> **Exercise**: Pull each line holding "mean" out of the entries below.

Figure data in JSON
——————
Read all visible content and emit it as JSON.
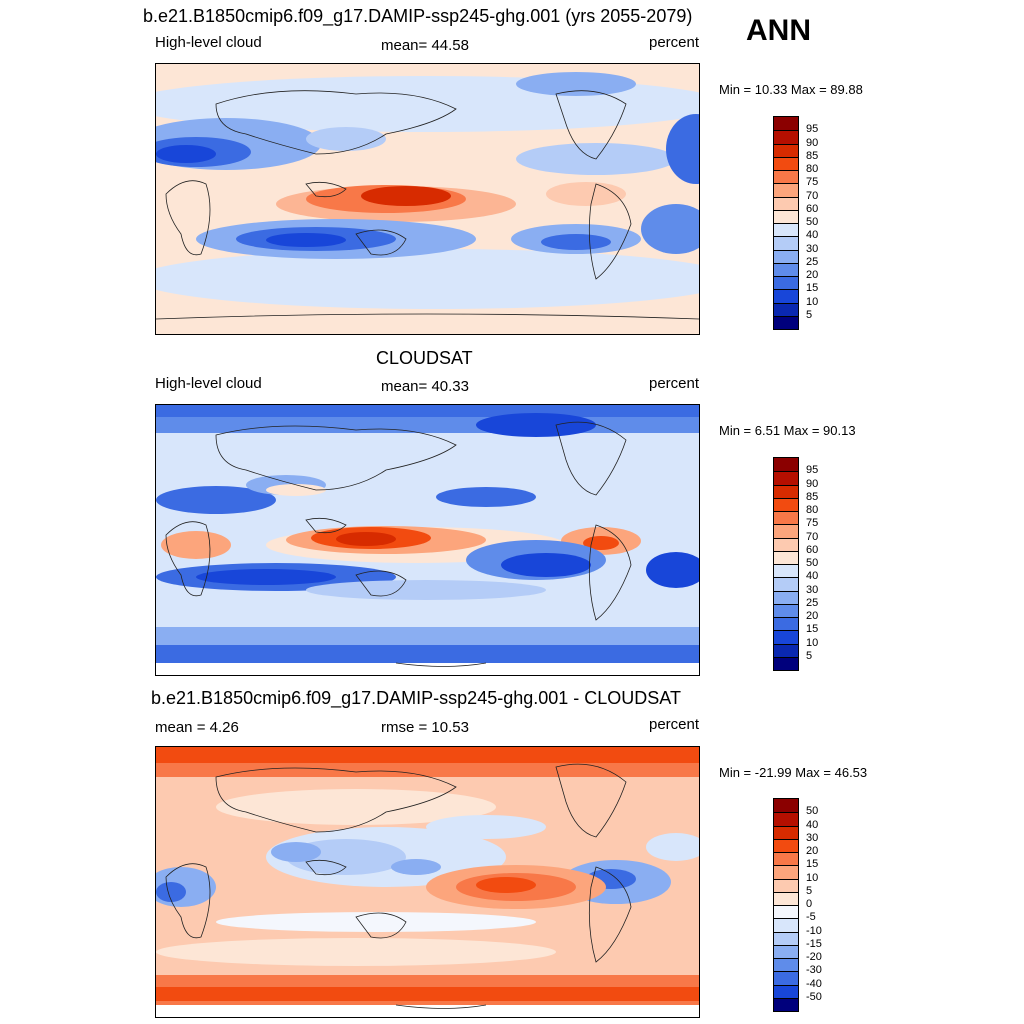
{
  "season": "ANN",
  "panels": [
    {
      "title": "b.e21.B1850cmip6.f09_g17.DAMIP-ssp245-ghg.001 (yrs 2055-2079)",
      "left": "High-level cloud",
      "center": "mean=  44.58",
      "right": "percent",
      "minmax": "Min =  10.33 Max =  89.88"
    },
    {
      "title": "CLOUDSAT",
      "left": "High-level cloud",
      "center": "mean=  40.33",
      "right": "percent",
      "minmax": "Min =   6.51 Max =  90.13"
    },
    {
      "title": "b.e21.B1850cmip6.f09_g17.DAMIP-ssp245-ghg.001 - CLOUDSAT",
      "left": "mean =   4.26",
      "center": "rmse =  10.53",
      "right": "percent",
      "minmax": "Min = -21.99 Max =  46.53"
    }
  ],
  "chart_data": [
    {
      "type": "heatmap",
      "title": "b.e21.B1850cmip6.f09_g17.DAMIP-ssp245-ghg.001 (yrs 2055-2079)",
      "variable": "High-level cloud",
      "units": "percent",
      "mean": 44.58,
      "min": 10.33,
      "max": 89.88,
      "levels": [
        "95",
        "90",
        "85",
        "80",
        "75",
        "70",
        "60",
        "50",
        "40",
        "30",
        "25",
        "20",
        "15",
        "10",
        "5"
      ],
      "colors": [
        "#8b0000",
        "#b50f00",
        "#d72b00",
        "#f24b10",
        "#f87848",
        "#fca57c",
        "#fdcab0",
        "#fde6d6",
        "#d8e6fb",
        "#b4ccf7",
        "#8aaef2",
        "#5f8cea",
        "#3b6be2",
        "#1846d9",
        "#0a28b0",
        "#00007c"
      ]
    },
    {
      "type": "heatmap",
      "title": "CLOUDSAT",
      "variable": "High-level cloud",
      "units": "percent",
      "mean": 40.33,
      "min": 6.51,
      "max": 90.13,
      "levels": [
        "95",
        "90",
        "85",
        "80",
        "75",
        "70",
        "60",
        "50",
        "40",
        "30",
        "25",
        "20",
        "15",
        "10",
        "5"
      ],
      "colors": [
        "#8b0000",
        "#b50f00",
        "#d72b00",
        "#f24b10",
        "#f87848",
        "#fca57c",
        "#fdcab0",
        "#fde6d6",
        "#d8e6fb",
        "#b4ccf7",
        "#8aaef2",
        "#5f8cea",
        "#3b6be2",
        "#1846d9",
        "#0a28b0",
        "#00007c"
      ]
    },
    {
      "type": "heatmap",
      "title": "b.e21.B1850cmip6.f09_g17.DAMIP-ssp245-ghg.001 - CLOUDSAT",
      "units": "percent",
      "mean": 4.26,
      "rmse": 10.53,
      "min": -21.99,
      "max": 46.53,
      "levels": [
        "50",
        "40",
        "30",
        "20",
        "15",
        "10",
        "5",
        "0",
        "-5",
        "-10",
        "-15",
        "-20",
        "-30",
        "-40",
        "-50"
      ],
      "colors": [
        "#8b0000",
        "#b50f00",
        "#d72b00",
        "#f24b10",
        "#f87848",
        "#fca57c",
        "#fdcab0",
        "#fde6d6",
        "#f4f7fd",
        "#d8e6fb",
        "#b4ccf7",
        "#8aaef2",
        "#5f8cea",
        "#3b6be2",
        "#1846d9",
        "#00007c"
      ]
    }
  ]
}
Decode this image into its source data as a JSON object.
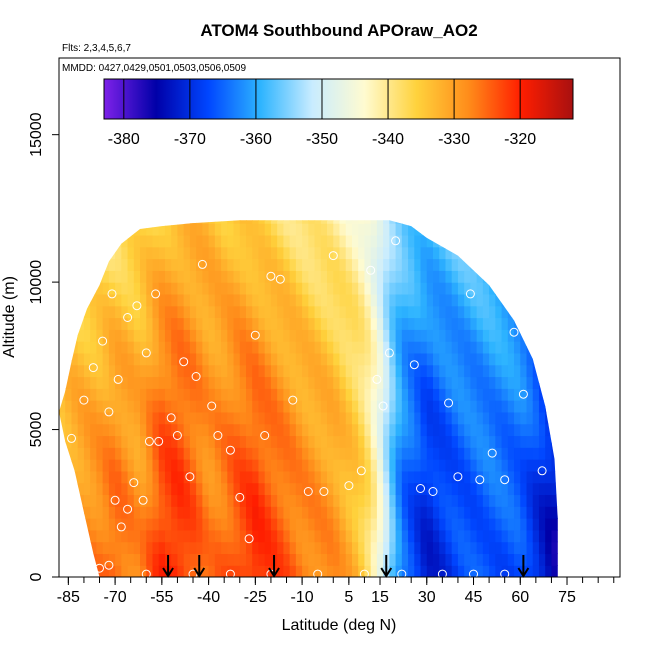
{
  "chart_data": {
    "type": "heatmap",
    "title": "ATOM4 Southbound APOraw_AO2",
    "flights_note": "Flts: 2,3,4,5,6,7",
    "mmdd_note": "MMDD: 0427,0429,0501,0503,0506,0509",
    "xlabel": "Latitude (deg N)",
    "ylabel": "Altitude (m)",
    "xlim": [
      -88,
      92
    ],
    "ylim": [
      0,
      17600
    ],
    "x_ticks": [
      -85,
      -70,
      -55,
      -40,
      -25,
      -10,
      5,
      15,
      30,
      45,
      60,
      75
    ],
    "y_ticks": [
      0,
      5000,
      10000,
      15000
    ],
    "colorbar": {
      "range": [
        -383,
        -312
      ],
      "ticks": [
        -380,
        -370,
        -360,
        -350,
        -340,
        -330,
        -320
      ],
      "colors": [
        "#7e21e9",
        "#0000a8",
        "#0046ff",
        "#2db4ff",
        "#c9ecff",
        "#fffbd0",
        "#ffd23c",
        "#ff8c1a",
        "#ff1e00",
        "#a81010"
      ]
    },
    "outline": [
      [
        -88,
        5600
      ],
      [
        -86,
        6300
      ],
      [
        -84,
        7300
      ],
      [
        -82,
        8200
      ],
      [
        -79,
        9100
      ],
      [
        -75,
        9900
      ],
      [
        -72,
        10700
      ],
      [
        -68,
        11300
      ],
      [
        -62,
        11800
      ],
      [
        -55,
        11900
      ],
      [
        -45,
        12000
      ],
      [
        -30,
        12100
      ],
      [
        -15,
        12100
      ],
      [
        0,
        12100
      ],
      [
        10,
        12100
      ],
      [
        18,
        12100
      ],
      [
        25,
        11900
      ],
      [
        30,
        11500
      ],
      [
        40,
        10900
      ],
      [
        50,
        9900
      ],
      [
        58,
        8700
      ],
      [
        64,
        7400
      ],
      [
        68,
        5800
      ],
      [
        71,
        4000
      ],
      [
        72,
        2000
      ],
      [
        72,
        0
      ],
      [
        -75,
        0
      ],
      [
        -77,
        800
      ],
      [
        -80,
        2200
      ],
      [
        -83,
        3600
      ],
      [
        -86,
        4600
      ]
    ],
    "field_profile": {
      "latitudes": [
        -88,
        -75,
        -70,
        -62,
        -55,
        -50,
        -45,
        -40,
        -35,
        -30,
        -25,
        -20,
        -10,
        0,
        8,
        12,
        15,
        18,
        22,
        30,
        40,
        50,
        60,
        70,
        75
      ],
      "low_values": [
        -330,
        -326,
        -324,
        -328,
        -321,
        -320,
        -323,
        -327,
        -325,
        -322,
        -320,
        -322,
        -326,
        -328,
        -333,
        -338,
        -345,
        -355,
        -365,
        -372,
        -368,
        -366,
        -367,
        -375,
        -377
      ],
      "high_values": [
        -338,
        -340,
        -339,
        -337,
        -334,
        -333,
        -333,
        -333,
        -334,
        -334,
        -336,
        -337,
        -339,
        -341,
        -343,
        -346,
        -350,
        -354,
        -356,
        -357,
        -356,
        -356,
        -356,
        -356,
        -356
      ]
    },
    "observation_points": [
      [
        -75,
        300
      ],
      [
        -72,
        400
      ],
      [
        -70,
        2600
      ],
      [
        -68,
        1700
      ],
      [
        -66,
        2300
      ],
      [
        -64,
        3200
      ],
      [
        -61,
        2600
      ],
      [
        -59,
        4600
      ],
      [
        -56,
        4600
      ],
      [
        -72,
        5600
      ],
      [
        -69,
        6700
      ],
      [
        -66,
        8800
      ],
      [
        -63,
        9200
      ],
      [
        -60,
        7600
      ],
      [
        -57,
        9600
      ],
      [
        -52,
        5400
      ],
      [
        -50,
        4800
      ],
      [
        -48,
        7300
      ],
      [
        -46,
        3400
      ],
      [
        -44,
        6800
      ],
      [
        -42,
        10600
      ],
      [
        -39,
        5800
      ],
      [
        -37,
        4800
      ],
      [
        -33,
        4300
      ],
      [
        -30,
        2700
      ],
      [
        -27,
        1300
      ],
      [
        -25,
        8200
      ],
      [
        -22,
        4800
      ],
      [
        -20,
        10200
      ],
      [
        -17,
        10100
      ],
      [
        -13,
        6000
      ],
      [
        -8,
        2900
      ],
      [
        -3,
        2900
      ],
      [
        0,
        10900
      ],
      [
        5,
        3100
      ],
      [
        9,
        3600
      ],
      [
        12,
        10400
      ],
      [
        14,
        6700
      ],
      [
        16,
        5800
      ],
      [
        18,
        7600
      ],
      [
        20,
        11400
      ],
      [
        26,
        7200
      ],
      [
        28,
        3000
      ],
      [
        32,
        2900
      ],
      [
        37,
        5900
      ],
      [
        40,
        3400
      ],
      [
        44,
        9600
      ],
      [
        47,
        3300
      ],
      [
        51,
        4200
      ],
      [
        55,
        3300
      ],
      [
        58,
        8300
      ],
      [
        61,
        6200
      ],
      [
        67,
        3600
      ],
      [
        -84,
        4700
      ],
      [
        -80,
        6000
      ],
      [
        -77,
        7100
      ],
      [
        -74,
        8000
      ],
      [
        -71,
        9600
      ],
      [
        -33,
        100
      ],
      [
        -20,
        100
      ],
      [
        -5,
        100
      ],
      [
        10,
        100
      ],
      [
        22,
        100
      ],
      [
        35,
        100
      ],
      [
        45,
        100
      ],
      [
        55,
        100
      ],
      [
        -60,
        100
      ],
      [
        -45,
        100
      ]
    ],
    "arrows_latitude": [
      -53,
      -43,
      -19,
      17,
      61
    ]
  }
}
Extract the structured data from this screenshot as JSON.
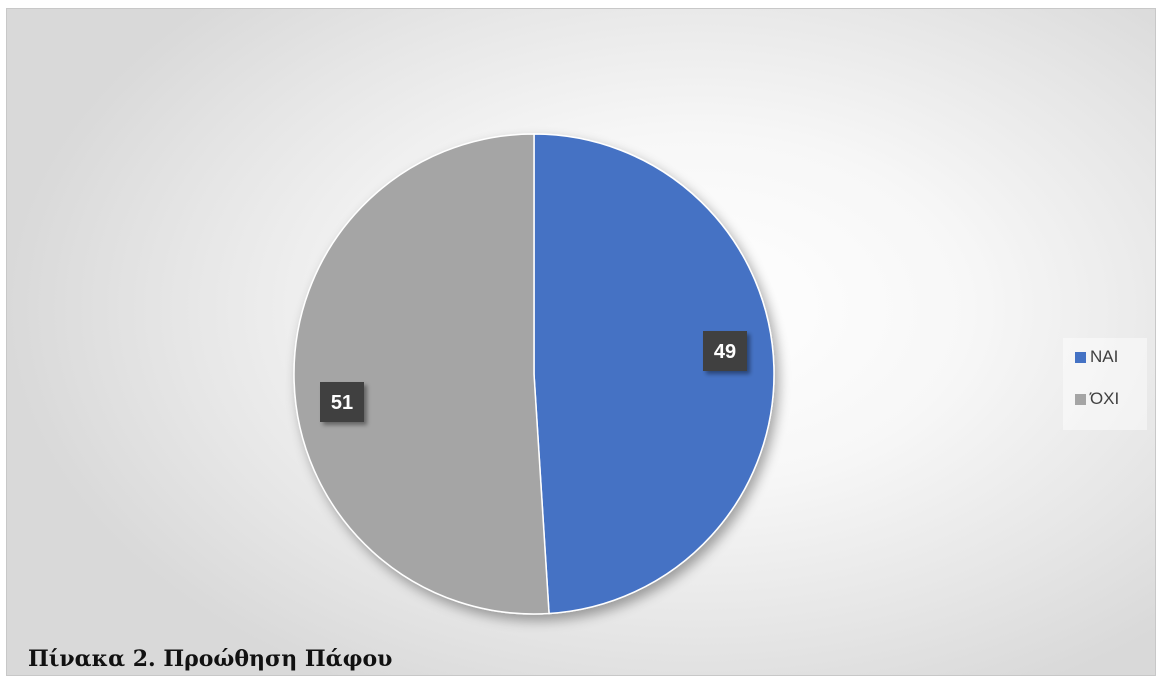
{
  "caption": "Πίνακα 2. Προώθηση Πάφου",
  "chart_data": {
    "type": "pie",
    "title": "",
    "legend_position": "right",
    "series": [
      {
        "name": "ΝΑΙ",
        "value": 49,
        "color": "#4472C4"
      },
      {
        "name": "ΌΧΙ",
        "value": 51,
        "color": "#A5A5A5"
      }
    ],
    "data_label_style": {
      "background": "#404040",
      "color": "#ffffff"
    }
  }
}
——————
> **Full solution**:
      "center": "mean=  44.58",
      "center": "mean=  40.33",
      "left": "mean =   4.26",
      "mean": 44.58,
      "mean": 40.33,
      "mean": 4.26,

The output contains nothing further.